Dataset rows
Begin

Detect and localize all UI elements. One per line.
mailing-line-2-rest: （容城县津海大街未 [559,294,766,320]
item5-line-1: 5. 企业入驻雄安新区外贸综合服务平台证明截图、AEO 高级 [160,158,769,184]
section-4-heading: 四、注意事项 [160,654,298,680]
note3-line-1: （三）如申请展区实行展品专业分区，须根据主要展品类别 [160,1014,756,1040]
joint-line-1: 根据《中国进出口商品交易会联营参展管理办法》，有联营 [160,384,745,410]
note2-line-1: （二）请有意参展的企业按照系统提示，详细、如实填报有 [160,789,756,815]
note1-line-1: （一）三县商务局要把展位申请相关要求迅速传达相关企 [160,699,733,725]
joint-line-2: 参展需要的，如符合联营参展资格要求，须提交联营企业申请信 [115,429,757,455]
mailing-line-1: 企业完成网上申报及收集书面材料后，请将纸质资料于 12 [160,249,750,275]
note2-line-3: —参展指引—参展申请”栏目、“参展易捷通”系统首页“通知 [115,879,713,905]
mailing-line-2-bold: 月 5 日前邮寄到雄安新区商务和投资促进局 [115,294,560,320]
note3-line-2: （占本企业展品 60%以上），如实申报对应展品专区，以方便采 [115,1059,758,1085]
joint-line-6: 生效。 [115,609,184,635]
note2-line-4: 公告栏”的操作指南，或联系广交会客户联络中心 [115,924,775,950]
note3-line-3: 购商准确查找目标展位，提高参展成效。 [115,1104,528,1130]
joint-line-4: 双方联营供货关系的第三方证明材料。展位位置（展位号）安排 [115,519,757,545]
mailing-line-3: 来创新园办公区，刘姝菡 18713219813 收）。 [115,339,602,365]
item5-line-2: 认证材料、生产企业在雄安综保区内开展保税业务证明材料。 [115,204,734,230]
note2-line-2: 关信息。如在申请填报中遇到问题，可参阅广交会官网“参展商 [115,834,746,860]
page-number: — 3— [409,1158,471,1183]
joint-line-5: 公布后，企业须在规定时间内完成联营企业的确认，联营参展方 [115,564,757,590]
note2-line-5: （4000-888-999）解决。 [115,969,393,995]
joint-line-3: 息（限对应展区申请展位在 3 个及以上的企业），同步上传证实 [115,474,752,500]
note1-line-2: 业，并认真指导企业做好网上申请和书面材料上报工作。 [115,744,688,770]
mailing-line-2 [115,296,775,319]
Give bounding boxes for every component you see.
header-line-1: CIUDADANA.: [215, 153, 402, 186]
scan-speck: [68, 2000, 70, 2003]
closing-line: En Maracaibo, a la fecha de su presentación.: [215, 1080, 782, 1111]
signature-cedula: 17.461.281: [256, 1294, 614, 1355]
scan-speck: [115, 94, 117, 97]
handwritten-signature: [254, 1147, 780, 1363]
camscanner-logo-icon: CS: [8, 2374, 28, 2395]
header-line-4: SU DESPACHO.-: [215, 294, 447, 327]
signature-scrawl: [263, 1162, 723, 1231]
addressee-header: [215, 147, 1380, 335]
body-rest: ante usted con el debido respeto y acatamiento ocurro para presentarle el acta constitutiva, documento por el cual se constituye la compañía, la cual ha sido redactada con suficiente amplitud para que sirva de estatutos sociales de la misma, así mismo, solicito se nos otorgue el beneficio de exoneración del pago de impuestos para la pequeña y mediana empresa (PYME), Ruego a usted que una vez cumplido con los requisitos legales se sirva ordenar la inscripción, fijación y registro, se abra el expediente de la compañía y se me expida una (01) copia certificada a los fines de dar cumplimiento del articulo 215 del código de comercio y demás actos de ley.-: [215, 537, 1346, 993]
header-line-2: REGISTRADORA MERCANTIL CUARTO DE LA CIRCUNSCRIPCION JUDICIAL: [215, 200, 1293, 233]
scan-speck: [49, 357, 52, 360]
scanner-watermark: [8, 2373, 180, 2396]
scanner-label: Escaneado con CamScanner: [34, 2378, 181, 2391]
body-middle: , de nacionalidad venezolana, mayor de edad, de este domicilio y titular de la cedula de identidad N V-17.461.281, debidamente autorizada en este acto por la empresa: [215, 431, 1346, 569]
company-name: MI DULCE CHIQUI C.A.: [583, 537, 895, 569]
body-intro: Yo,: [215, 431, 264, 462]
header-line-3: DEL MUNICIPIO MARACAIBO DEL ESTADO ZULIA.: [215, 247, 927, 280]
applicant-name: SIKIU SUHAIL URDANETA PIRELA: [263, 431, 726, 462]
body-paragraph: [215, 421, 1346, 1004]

End

Job -> Please output every one of the entries above again, line for line and without a single change.

Answer to the problem ->
Detect and localize all UI elements. One per line.
mailing-line-2-rest: （容城县津海大街未 [559,294,766,320]
item5-line-1: 5. 企业入驻雄安新区外贸综合服务平台证明截图、AEO 高级 [160,158,769,184]
section-4-heading: 四、注意事项 [160,654,298,680]
note3-line-1: （三）如申请展区实行展品专业分区，须根据主要展品类别 [160,1014,756,1040]
joint-line-1: 根据《中国进出口商品交易会联营参展管理办法》，有联营 [160,384,745,410]
note2-line-1: （二）请有意参展的企业按照系统提示，详细、如实填报有 [160,789,756,815]
note1-line-1: （一）三县商务局要把展位申请相关要求迅速传达相关企 [160,699,733,725]
joint-line-2: 参展需要的，如符合联营参展资格要求，须提交联营企业申请信 [115,429,757,455]
mailing-line-1: 企业完成网上申报及收集书面材料后，请将纸质资料于 12 [160,249,750,275]
note2-line-3: —参展指引—参展申请”栏目、“参展易捷通”系统首页“通知 [115,879,713,905]
mailing-line-2-bold: 月 5 日前邮寄到雄安新区商务和投资促进局 [115,294,560,320]
note3-line-2: （占本企业展品 60%以上），如实申报对应展品专区，以方便采 [115,1059,758,1085]
joint-line-6: 生效。 [115,609,184,635]
note2-line-4: 公告栏”的操作指南，或联系广交会客户联络中心 [115,924,775,950]
note3-line-3: 购商准确查找目标展位，提高参展成效。 [115,1104,528,1130]
joint-line-4: 双方联营供货关系的第三方证明材料。展位位置（展位号）安排 [115,519,757,545]
mailing-line-3: 来创新园办公区，刘姝菡 18713219813 收）。 [115,339,602,365]
item5-line-2: 认证材料、生产企业在雄安综保区内开展保税业务证明材料。 [115,204,734,230]
note2-line-2: 关信息。如在申请填报中遇到问题，可参阅广交会官网“参展商 [115,834,746,860]
page-number: — 3— [409,1158,471,1183]
joint-line-5: 公布后，企业须在规定时间内完成联营企业的确认，联营参展方 [115,564,757,590]
note2-line-5: （4000-888-999）解决。 [115,969,393,995]
joint-line-3: 息（限对应展区申请展位在 3 个及以上的企业），同步上传证实 [115,474,752,500]
note1-line-2: 业，并认真指导企业做好网上申请和书面材料上报工作。 [115,744,688,770]
mailing-line-2 [115,296,775,319]
Give bounding boxes for every component you see.
header-line-1: CIUDADANA.: [215, 153, 402, 186]
scan-speck: [68, 2000, 70, 2003]
closing-line: En Maracaibo, a la fecha de su presentación.: [215, 1080, 782, 1111]
signature-cedula: 17.461.281: [256, 1294, 614, 1355]
scan-speck: [115, 94, 117, 97]
handwritten-signature: [254, 1147, 780, 1363]
camscanner-logo-icon: CS: [8, 2374, 28, 2395]
header-line-4: SU DESPACHO.-: [215, 294, 447, 327]
signature-scrawl: [263, 1162, 723, 1231]
addressee-header: [215, 147, 1380, 335]
body-rest: ante usted con el debido respeto y acatamiento ocurro para presentarle el acta constitutiva, documento por el cual se constituye la compañía, la cual ha sido redactada con suficiente amplitud para que sirva de estatutos sociales de la misma, así mismo, solicito se nos otorgue el beneficio de exoneración del pago de impuestos para la pequeña y mediana empresa (PYME), Ruego a usted que una vez cumplido con los requisitos legales se sirva ordenar la inscripción, fijación y registro, se abra el expediente de la compañía y se me expida una (01) copia certificada a los fines de dar cumplimiento del articulo 215 del código de comercio y demás actos de ley.-: [215, 537, 1346, 993]
header-line-2: REGISTRADORA MERCANTIL CUARTO DE LA CIRCUNSCRIPCION JUDICIAL: [215, 200, 1293, 233]
scan-speck: [49, 357, 52, 360]
scanner-watermark: [8, 2373, 180, 2396]
scanner-label: Escaneado con CamScanner: [34, 2378, 181, 2391]
body-middle: , de nacionalidad venezolana, mayor de edad, de este domicilio y titular de la cedula de identidad N V-17.461.281, debidamente autorizada en este acto por la empresa: [215, 431, 1346, 569]
company-name: MI DULCE CHIQUI C.A.: [583, 537, 895, 569]
body-intro: Yo,: [215, 431, 264, 462]
header-line-3: DEL MUNICIPIO MARACAIBO DEL ESTADO ZULIA.: [215, 247, 927, 280]
applicant-name: SIKIU SUHAIL URDANETA PIRELA: [263, 431, 726, 462]
body-paragraph: [215, 421, 1346, 1004]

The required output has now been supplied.